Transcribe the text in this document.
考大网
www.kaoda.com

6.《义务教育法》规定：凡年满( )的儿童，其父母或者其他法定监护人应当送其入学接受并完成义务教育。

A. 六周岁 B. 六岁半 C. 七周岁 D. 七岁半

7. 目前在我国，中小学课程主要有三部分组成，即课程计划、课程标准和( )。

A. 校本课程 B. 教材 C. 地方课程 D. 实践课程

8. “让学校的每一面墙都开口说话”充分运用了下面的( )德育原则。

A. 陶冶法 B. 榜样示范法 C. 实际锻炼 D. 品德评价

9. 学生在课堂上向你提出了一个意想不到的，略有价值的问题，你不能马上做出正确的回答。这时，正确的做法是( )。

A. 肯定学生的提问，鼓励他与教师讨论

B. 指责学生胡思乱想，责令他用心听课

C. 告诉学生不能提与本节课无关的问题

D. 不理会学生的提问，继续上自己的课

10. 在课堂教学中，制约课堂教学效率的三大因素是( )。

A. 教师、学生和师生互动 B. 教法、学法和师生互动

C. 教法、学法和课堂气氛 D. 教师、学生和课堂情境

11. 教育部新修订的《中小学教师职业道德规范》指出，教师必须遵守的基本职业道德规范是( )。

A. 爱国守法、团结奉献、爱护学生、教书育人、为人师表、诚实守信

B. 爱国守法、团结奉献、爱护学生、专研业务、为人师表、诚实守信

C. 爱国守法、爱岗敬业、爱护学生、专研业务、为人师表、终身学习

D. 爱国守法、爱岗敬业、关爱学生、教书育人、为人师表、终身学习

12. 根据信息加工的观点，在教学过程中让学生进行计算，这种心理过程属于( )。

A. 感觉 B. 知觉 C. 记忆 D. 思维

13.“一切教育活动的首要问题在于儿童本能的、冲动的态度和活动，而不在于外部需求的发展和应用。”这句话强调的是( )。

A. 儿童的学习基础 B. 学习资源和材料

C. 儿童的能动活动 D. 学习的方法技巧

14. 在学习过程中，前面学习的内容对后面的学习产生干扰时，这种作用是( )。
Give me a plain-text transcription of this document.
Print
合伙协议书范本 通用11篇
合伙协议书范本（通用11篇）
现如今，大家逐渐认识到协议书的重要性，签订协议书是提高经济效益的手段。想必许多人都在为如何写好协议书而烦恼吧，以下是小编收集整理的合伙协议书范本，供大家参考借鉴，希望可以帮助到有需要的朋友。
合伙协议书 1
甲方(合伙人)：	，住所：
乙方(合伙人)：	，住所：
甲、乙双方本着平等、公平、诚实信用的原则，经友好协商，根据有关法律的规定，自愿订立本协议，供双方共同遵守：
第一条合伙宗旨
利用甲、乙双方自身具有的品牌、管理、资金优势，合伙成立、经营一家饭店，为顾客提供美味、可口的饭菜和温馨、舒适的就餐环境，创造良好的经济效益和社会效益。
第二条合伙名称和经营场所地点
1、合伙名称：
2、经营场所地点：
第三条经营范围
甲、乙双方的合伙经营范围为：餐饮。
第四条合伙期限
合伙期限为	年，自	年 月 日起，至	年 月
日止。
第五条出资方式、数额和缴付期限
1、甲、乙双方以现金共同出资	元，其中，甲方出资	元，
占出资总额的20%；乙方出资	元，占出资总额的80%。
★ ★ ★ ★ ★
Do this:
Transcribe the material above in its entirety. Match it exactly.

Expected output:
Transcribe the text in this document.
考大网
www.kaoda.com

6.《义务教育法》规定：凡年满( )的儿童，其父母或者其他法定监护人应当送其入学接受并完成义务教育。

A. 六周岁 B. 六岁半 C. 七周岁 D. 七岁半

7. 目前在我国，中小学课程主要有三部分组成，即课程计划、课程标准和( )。

A. 校本课程 B. 教材 C. 地方课程 D. 实践课程

8. “让学校的每一面墙都开口说话”充分运用了下面的( )德育原则。

A. 陶冶法 B. 榜样示范法 C. 实际锻炼 D. 品德评价

9. 学生在课堂上向你提出了一个意想不到的，略有价值的问题，你不能马上做出正确的回答。这时，正确的做法是( )。

A. 肯定学生的提问，鼓励他与教师讨论

B. 指责学生胡思乱想，责令他用心听课

C. 告诉学生不能提与本节课无关的问题

D. 不理会学生的提问，继续上自己的课

10. 在课堂教学中，制约课堂教学效率的三大因素是( )。

A. 教师、学生和师生互动 B. 教法、学法和师生互动

C. 教法、学法和课堂气氛 D. 教师、学生和课堂情境

11. 教育部新修订的《中小学教师职业道德规范》指出，教师必须遵守的基本职业道德规范是( )。

A. 爱国守法、团结奉献、爱护学生、教书育人、为人师表、诚实守信

B. 爱国守法、团结奉献、爱护学生、专研业务、为人师表、诚实守信

C. 爱国守法、爱岗敬业、爱护学生、专研业务、为人师表、终身学习

D. 爱国守法、爱岗敬业、关爱学生、教书育人、为人师表、终身学习

12. 根据信息加工的观点，在教学过程中让学生进行计算，这种心理过程属于( )。

A. 感觉 B. 知觉 C. 记忆 D. 思维

13.“一切教育活动的首要问题在于儿童本能的、冲动的态度和活动，而不在于外部需求的发展和应用。”这句话强调的是( )。

A. 儿童的学习基础 B. 学习资源和材料

C. 儿童的能动活动 D. 学习的方法技巧

14. 在学习过程中，前面学习的内容对后面的学习产生干扰时，这种作用是( )。
Give me a plain-text transcription of this document.
Print
合伙协议书范本 通用11篇
合伙协议书范本（通用11篇）
现如今，大家逐渐认识到协议书的重要性，签订协议书是提高经济效益的手段。想必许多人都在为如何写好协议书而烦恼吧，以下是小编收集整理的合伙协议书范本，供大家参考借鉴，希望可以帮助到有需要的朋友。
合伙协议书 1
甲方(合伙人)：	，住所：
乙方(合伙人)：	，住所：
甲、乙双方本着平等、公平、诚实信用的原则，经友好协商，根据有关法律的规定，自愿订立本协议，供双方共同遵守：
第一条合伙宗旨
利用甲、乙双方自身具有的品牌、管理、资金优势，合伙成立、经营一家饭店，为顾客提供美味、可口的饭菜和温馨、舒适的就餐环境，创造良好的经济效益和社会效益。
第二条合伙名称和经营场所地点
1、合伙名称：
2、经营场所地点：
第三条经营范围
甲、乙双方的合伙经营范围为：餐饮。
第四条合伙期限
合伙期限为	年，自	年 月 日起，至	年 月
日止。
第五条出资方式、数额和缴付期限
1、甲、乙双方以现金共同出资	元，其中，甲方出资	元，
占出资总额的20%；乙方出资	元，占出资总额的80%。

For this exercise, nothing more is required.